→ OBJECTIVE
Retype the material word for word.

(Records about charts and figures)
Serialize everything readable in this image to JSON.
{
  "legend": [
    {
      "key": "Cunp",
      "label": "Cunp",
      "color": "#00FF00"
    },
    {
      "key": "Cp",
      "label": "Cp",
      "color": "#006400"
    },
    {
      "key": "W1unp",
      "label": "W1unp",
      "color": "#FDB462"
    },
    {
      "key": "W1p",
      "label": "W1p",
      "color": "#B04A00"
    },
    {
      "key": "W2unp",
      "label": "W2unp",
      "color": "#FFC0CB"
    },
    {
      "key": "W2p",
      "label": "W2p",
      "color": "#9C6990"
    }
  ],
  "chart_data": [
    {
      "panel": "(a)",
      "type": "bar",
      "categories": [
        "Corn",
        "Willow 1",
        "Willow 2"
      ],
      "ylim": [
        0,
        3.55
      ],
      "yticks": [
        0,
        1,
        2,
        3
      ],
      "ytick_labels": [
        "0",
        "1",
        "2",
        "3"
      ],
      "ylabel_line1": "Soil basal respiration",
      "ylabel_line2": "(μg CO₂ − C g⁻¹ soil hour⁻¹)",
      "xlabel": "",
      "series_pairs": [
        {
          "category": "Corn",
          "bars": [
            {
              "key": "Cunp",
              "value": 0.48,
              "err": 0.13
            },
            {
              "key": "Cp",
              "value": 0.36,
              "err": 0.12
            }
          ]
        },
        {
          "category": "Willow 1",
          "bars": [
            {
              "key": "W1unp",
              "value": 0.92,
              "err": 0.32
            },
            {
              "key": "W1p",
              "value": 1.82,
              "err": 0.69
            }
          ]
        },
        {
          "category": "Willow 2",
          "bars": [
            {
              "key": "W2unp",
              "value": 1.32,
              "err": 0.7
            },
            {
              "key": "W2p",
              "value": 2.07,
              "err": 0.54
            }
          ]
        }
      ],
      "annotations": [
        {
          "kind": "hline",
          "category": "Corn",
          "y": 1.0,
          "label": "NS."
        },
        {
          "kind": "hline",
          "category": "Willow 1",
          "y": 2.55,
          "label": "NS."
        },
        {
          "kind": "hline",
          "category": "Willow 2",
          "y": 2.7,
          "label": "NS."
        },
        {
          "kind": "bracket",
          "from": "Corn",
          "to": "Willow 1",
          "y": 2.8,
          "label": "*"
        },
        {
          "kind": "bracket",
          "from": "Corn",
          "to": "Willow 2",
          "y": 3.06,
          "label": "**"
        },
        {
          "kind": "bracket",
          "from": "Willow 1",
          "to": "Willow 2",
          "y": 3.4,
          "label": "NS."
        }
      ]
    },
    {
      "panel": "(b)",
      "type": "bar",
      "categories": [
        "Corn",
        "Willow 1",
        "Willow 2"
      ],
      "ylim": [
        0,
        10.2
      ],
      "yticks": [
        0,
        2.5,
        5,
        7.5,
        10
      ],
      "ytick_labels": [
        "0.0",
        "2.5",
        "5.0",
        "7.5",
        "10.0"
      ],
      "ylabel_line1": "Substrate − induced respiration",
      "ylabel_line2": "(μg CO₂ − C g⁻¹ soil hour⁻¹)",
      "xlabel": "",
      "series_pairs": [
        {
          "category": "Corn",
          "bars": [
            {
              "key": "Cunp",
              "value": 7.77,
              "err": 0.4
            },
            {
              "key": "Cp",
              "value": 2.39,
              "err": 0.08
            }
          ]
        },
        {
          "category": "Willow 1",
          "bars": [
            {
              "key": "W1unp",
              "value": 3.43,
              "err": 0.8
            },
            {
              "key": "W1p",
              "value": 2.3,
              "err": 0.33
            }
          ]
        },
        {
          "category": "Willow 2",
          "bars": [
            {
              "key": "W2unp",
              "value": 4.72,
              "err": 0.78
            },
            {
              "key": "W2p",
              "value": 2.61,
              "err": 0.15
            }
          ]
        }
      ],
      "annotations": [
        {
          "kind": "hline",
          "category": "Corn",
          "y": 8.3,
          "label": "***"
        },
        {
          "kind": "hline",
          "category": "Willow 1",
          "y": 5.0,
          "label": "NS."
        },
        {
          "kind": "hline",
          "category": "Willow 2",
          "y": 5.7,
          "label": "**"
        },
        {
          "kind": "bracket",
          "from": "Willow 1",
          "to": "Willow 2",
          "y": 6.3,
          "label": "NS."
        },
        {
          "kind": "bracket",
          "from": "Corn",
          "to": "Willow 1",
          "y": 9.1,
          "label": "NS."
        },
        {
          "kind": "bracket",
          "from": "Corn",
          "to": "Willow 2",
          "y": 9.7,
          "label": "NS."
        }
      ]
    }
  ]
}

→ ANSWER TO THIS TASK
Serialize everything readable in this image to JSON.
{
  "legend": [
    {
      "key": "Cunp",
      "label": "Cunp",
      "color": "#00FF00"
    },
    {
      "key": "Cp",
      "label": "Cp",
      "color": "#006400"
    },
    {
      "key": "W1unp",
      "label": "W1unp",
      "color": "#FDB462"
    },
    {
      "key": "W1p",
      "label": "W1p",
      "color": "#B04A00"
    },
    {
      "key": "W2unp",
      "label": "W2unp",
      "color": "#FFC0CB"
    },
    {
      "key": "W2p",
      "label": "W2p",
      "color": "#9C6990"
    }
  ],
  "chart_data": [
    {
      "panel": "(a)",
      "type": "bar",
      "categories": [
        "Corn",
        "Willow 1",
        "Willow 2"
      ],
      "ylim": [
        0,
        3.55
      ],
      "yticks": [
        0,
        1,
        2,
        3
      ],
      "ytick_labels": [
        "0",
        "1",
        "2",
        "3"
      ],
      "ylabel_line1": "Soil basal respiration",
      "ylabel_line2": "(μg CO₂ − C g⁻¹ soil hour⁻¹)",
      "xlabel": "",
      "series_pairs": [
        {
          "category": "Corn",
          "bars": [
            {
              "key": "Cunp",
              "value": 0.48,
              "err": 0.13
            },
            {
              "key": "Cp",
              "value": 0.36,
              "err": 0.12
            }
          ]
        },
        {
          "category": "Willow 1",
          "bars": [
            {
              "key": "W1unp",
              "value": 0.92,
              "err": 0.32
            },
            {
              "key": "W1p",
              "value": 1.82,
              "err": 0.69
            }
          ]
        },
        {
          "category": "Willow 2",
          "bars": [
            {
              "key": "W2unp",
              "value": 1.32,
              "err": 0.7
            },
            {
              "key": "W2p",
              "value": 2.07,
              "err": 0.54
            }
          ]
        }
      ],
      "annotations": [
        {
          "kind": "hline",
          "category": "Corn",
          "y": 1.0,
          "label": "NS."
        },
        {
          "kind": "hline",
          "category": "Willow 1",
          "y": 2.55,
          "label": "NS."
        },
        {
          "kind": "hline",
          "category": "Willow 2",
          "y": 2.7,
          "label": "NS."
        },
        {
          "kind": "bracket",
          "from": "Corn",
          "to": "Willow 1",
          "y": 2.8,
          "label": "*"
        },
        {
          "kind": "bracket",
          "from": "Corn",
          "to": "Willow 2",
          "y": 3.06,
          "label": "**"
        },
        {
          "kind": "bracket",
          "from": "Willow 1",
          "to": "Willow 2",
          "y": 3.4,
          "label": "NS."
        }
      ]
    },
    {
      "panel": "(b)",
      "type": "bar",
      "categories": [
        "Corn",
        "Willow 1",
        "Willow 2"
      ],
      "ylim": [
        0,
        10.2
      ],
      "yticks": [
        0,
        2.5,
        5,
        7.5,
        10
      ],
      "ytick_labels": [
        "0.0",
        "2.5",
        "5.0",
        "7.5",
        "10.0"
      ],
      "ylabel_line1": "Substrate − induced respiration",
      "ylabel_line2": "(μg CO₂ − C g⁻¹ soil hour⁻¹)",
      "xlabel": "",
      "series_pairs": [
        {
          "category": "Corn",
          "bars": [
            {
              "key": "Cunp",
              "value": 7.77,
              "err": 0.4
            },
            {
              "key": "Cp",
              "value": 2.39,
              "err": 0.08
            }
          ]
        },
        {
          "category": "Willow 1",
          "bars": [
            {
              "key": "W1unp",
              "value": 3.43,
              "err": 0.8
            },
            {
              "key": "W1p",
              "value": 2.3,
              "err": 0.33
            }
          ]
        },
        {
          "category": "Willow 2",
          "bars": [
            {
              "key": "W2unp",
              "value": 4.72,
              "err": 0.78
            },
            {
              "key": "W2p",
              "value": 2.61,
              "err": 0.15
            }
          ]
        }
      ],
      "annotations": [
        {
          "kind": "hline",
          "category": "Corn",
          "y": 8.3,
          "label": "***"
        },
        {
          "kind": "hline",
          "category": "Willow 1",
          "y": 5.0,
          "label": "NS."
        },
        {
          "kind": "hline",
          "category": "Willow 2",
          "y": 5.7,
          "label": "**"
        },
        {
          "kind": "bracket",
          "from": "Willow 1",
          "to": "Willow 2",
          "y": 6.3,
          "label": "NS."
        },
        {
          "kind": "bracket",
          "from": "Corn",
          "to": "Willow 1",
          "y": 9.1,
          "label": "NS."
        },
        {
          "kind": "bracket",
          "from": "Corn",
          "to": "Willow 2",
          "y": 9.7,
          "label": "NS."
        }
      ]
    }
  ]
}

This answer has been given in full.